## AUFGABE
Erläutere anhand des Auszugs über Kenia, weshalb die christlichen Gebete zu Beginn der Kabinettssitzungen im Widerspruch zur staatlichen Ordnung des Landes stehen.

## AUSGEWÄHLTER AUSZUG
┄┄┄┄┄┄
Blickwechsel
Kenia: Warum der Präsident die Hände faltet

Foto: pixabay.de/Gordon Johnson

Es darf keine Staatsreligion geben.» So steht es in der kenianischen Verfassung, die auch das Recht auf Religionsfreiheit sichert.

von Birte Mensing

Aber als der Oberste Gerichtshof des ostafrikanischen Landes vor einem Monat den Wahlsieg von Präsident William Ruto verkündete, sagte dessen Vize Rigathi Gachagua: «Dieser Sieg ist das Werk Gottes.» Und auch Ruto selbst erklärte auf Twitter: «Was bei den Menschen unmöglich ist, ist mit Gott möglich. Denn mit Gott sind alle Dinge möglich.» Diese proklamierte Nähe zu Gott und den Kirchen hält seitdem an.

Kenia ist ein säkulares Land, Staat und Kirche sind getrennt. Bei der Siegesparty am Tag des Gerichtsurteils gab es nicht nur ein christliches, sondern auch ein muslimisches Gebet. Doch seit dem Amtsantritt Rutos beginnen die Kabinettssitzungen mit einem christlichen Gebet, Fotos davon werden in den sozialen Medien veröffentlicht.
┄┄┄┄┄┄
## BEREITGESTELLTE ANGABEN
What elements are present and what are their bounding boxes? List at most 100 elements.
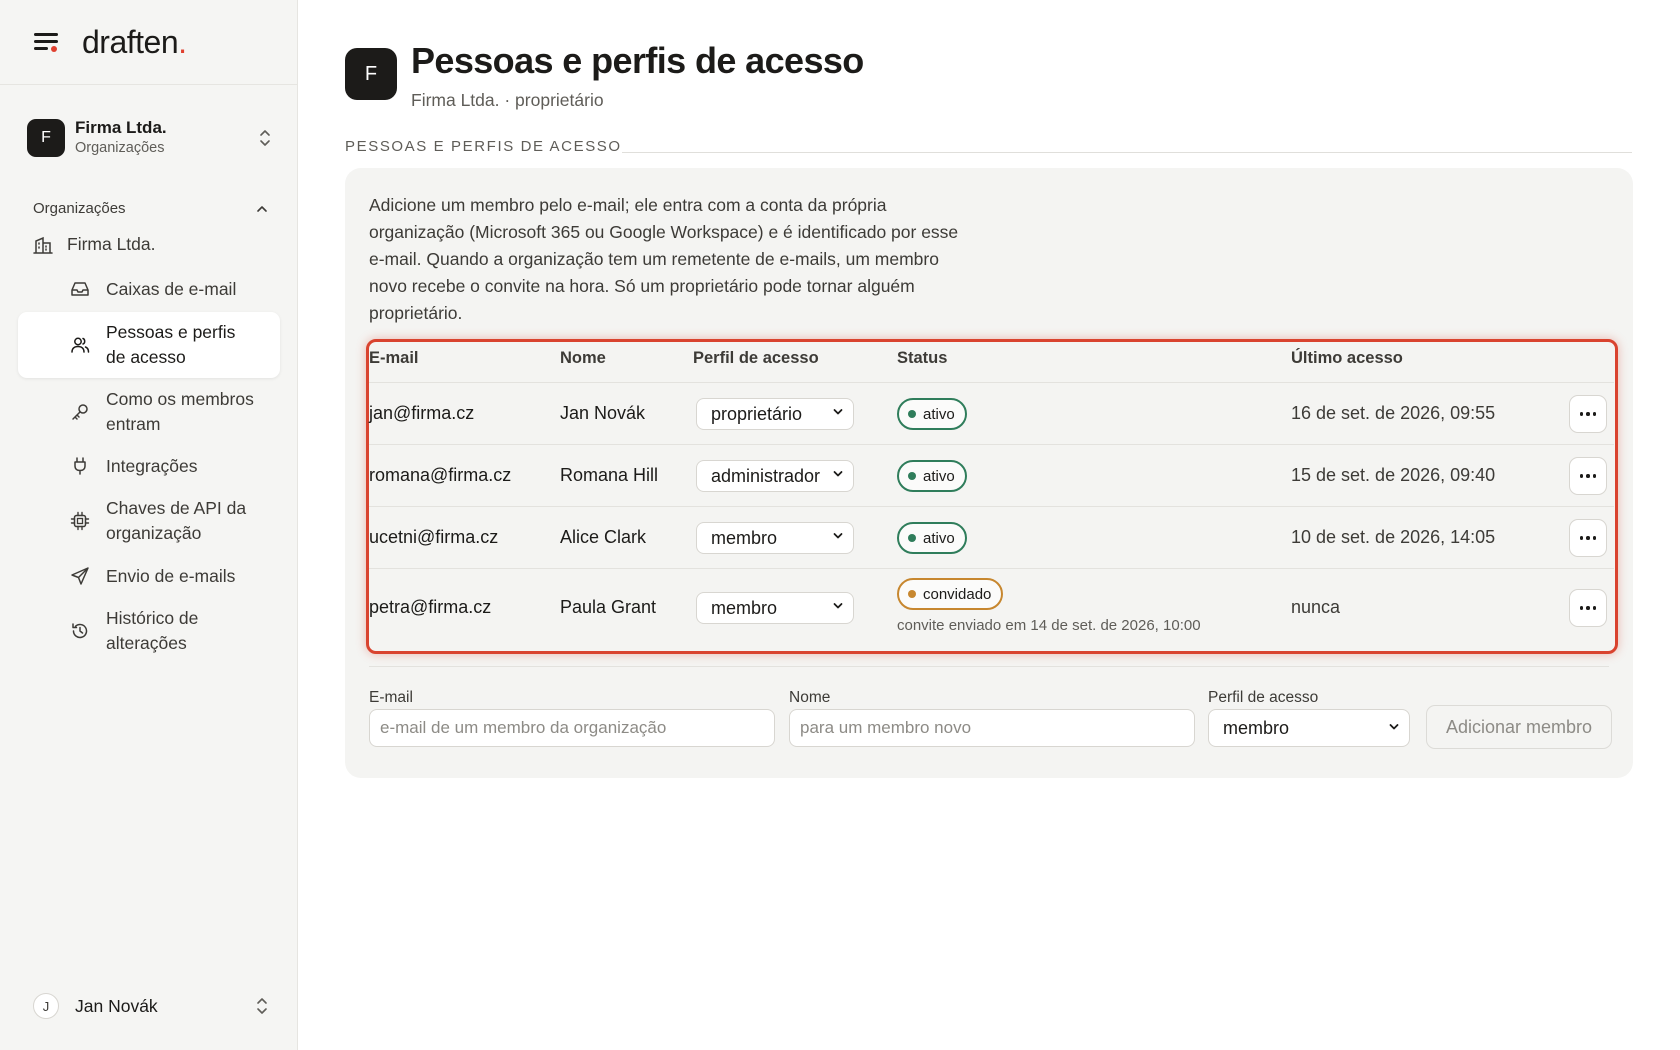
┄┄┄┄┄┄
## ERWARTETE ANTWORT
Die kenianische Verfassung legt fest, dass es keine Staatsreligion geben darf, und sichert die Religionsfreiheit. Kenia ist ein säkulares Land, in dem Staat und Kirche getrennt sind. Dennoch beginnen die Kabinettssitzungen seit Rutos Amtsantritt mit einem christlichen Gebet, und Fotos davon werden in den sozialen Medien veröffentlicht.